--- Start of Provided entries ---
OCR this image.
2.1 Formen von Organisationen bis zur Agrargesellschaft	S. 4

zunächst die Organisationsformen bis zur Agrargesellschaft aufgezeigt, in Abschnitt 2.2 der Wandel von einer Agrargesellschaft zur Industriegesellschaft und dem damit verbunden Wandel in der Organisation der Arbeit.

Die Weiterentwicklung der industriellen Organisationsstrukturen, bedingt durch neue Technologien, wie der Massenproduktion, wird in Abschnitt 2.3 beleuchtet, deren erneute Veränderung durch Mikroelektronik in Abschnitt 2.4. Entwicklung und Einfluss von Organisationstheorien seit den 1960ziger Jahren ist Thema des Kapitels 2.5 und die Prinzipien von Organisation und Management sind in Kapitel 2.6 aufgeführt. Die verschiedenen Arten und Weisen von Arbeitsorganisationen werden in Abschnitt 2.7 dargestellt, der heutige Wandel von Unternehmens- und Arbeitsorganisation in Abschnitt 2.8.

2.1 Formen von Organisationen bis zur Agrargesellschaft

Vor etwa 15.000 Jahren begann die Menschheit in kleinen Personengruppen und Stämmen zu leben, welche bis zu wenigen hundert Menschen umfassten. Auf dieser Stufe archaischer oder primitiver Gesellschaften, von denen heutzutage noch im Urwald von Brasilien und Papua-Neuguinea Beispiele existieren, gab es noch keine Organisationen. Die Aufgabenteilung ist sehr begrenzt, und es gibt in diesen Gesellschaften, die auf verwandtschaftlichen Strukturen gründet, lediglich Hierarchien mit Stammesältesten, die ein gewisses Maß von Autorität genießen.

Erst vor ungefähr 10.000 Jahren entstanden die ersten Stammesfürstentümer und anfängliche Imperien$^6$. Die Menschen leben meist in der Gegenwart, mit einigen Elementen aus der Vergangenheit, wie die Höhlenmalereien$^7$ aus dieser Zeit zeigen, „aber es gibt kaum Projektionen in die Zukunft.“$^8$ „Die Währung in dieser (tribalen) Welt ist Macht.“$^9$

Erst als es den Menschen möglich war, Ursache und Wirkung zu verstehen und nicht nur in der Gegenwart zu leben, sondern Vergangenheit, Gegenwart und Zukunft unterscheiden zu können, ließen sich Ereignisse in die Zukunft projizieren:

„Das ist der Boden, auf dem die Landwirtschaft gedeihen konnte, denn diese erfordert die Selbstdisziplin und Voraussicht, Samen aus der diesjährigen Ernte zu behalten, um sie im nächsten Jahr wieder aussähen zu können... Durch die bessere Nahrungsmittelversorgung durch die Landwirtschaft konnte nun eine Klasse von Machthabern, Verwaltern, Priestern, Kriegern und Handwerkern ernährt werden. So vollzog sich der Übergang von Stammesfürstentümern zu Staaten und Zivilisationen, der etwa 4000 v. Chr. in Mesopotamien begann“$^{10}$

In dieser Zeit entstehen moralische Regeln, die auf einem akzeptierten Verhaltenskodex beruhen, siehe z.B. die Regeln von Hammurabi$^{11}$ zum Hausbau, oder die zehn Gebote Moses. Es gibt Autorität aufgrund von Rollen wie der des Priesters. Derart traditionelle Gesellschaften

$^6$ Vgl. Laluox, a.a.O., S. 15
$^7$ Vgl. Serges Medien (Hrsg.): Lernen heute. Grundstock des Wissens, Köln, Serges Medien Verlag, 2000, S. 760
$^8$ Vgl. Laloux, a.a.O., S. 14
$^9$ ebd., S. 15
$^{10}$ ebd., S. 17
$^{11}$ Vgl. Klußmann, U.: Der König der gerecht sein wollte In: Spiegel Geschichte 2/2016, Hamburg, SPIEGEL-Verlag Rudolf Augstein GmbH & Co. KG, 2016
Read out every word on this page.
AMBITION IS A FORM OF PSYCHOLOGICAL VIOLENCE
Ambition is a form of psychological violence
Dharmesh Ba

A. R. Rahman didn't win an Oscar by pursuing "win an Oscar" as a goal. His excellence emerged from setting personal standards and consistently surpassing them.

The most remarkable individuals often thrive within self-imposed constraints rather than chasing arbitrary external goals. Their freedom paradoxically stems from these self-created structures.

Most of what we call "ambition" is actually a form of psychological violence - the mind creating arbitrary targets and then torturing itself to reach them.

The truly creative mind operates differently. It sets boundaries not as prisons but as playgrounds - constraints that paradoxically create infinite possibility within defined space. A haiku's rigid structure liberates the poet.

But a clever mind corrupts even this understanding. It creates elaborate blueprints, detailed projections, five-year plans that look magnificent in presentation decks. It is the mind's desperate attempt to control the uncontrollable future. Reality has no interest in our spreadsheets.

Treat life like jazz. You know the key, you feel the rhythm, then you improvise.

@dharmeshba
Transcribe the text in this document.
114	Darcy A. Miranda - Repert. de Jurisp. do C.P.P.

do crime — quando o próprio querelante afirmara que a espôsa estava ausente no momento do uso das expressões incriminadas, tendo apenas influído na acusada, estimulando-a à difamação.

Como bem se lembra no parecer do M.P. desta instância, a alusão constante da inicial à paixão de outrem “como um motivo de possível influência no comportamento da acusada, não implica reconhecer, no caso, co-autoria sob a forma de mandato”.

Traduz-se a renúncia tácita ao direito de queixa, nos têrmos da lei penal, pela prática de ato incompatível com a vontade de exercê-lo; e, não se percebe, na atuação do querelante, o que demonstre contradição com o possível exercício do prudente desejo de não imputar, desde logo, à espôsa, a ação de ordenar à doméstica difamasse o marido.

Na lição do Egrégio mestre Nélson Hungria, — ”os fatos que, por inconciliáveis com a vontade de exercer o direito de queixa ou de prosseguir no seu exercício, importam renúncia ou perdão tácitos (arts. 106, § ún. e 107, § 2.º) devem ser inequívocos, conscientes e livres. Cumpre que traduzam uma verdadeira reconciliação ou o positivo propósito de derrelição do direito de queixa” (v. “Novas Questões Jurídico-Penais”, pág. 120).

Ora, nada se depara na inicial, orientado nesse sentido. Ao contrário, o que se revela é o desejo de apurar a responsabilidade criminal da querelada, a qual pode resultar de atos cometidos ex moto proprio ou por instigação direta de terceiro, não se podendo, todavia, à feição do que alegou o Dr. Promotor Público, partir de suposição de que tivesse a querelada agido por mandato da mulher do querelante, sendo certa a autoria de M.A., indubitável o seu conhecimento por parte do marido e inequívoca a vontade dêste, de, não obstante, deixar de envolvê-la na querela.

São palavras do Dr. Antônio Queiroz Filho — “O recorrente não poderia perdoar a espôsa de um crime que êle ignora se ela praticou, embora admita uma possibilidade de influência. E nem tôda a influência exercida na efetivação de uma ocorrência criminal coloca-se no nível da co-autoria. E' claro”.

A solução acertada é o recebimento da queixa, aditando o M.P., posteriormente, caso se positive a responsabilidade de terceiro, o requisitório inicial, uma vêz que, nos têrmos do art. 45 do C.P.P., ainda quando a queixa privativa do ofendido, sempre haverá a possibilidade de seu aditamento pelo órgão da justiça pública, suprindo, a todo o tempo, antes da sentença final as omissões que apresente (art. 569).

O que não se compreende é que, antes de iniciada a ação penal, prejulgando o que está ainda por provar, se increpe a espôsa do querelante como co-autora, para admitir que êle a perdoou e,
--- End of Provided entries ---
To do: Which lines in the records above contain the string "paradoxically"? Copy each one.

Expected answer:
The most remarkable individuals often thrive within self-imposed constraints rather than chasing arbitrary external goals. Their freedom paradoxically stems from these self-created structures.
The truly creative mind operates differently. It sets boundaries not as prisons but as playgrounds - constraints that paradoxically create infinite possibility within defined space. A haiku's rigid structure liberates the poet.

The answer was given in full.